Reproduce the records below in full and exactly, without their images.

··· Dataset

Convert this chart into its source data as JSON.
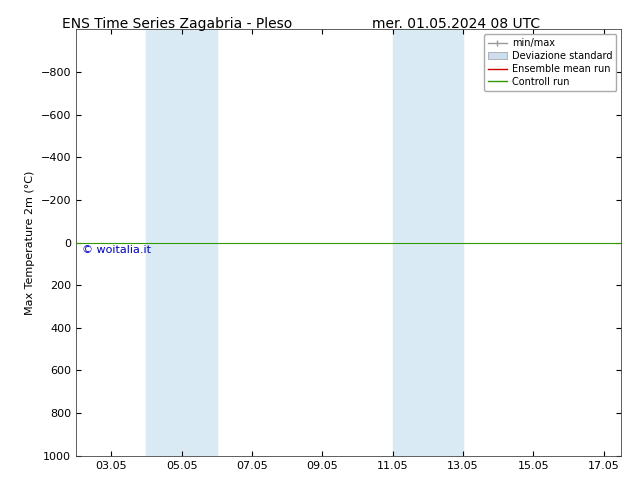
{
  "title_left": "ENS Time Series Zagabria - Pleso",
  "title_right": "mer. 01.05.2024 08 UTC",
  "ylabel": "Max Temperature 2m (°C)",
  "ylim_top": -1000,
  "ylim_bottom": 1000,
  "yticks": [
    -800,
    -600,
    -400,
    -200,
    0,
    200,
    400,
    600,
    800,
    1000
  ],
  "xtick_labels": [
    "03.05",
    "05.05",
    "07.05",
    "09.05",
    "11.05",
    "13.05",
    "15.05",
    "17.05"
  ],
  "xtick_positions": [
    3,
    5,
    7,
    9,
    11,
    13,
    15,
    17
  ],
  "xlim": [
    2.0,
    17.5
  ],
  "shade_bands": [
    {
      "start": 4.0,
      "end": 6.0
    },
    {
      "start": 11.0,
      "end": 13.0
    }
  ],
  "shade_color": "#daeaf5",
  "horizontal_line_y": 0,
  "green_line_color": "#339900",
  "red_line_color": "#cc0000",
  "watermark": "© woitalia.it",
  "watermark_color": "#0000bb",
  "legend_items": [
    "min/max",
    "Deviazione standard",
    "Ensemble mean run",
    "Controll run"
  ],
  "legend_line_color": "#999999",
  "legend_fill_color": "#ccddee",
  "legend_red": "#cc0000",
  "legend_green": "#339900",
  "background_color": "#ffffff",
  "title_fontsize": 10,
  "axis_label_fontsize": 8,
  "tick_fontsize": 8,
  "legend_fontsize": 7,
  "watermark_fontsize": 8
}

······

Response below »
Convert this chart into its source data as JSON.
{
  "title_left": "ENS Time Series Zagabria - Pleso",
  "title_right": "mer. 01.05.2024 08 UTC",
  "ylabel": "Max Temperature 2m (°C)",
  "ylim_top": -1000,
  "ylim_bottom": 1000,
  "yticks": [
    -800,
    -600,
    -400,
    -200,
    0,
    200,
    400,
    600,
    800,
    1000
  ],
  "xtick_labels": [
    "03.05",
    "05.05",
    "07.05",
    "09.05",
    "11.05",
    "13.05",
    "15.05",
    "17.05"
  ],
  "xtick_positions": [
    3,
    5,
    7,
    9,
    11,
    13,
    15,
    17
  ],
  "xlim": [
    2.0,
    17.5
  ],
  "shade_bands": [
    {
      "start": 4.0,
      "end": 6.0
    },
    {
      "start": 11.0,
      "end": 13.0
    }
  ],
  "shade_color": "#daeaf5",
  "horizontal_line_y": 0,
  "green_line_color": "#339900",
  "red_line_color": "#cc0000",
  "watermark": "© woitalia.it",
  "watermark_color": "#0000bb",
  "legend_items": [
    "min/max",
    "Deviazione standard",
    "Ensemble mean run",
    "Controll run"
  ],
  "legend_line_color": "#999999",
  "legend_fill_color": "#ccddee",
  "legend_red": "#cc0000",
  "legend_green": "#339900",
  "background_color": "#ffffff",
  "title_fontsize": 10,
  "axis_label_fontsize": 8,
  "tick_fontsize": 8,
  "legend_fontsize": 7,
  "watermark_fontsize": 8
}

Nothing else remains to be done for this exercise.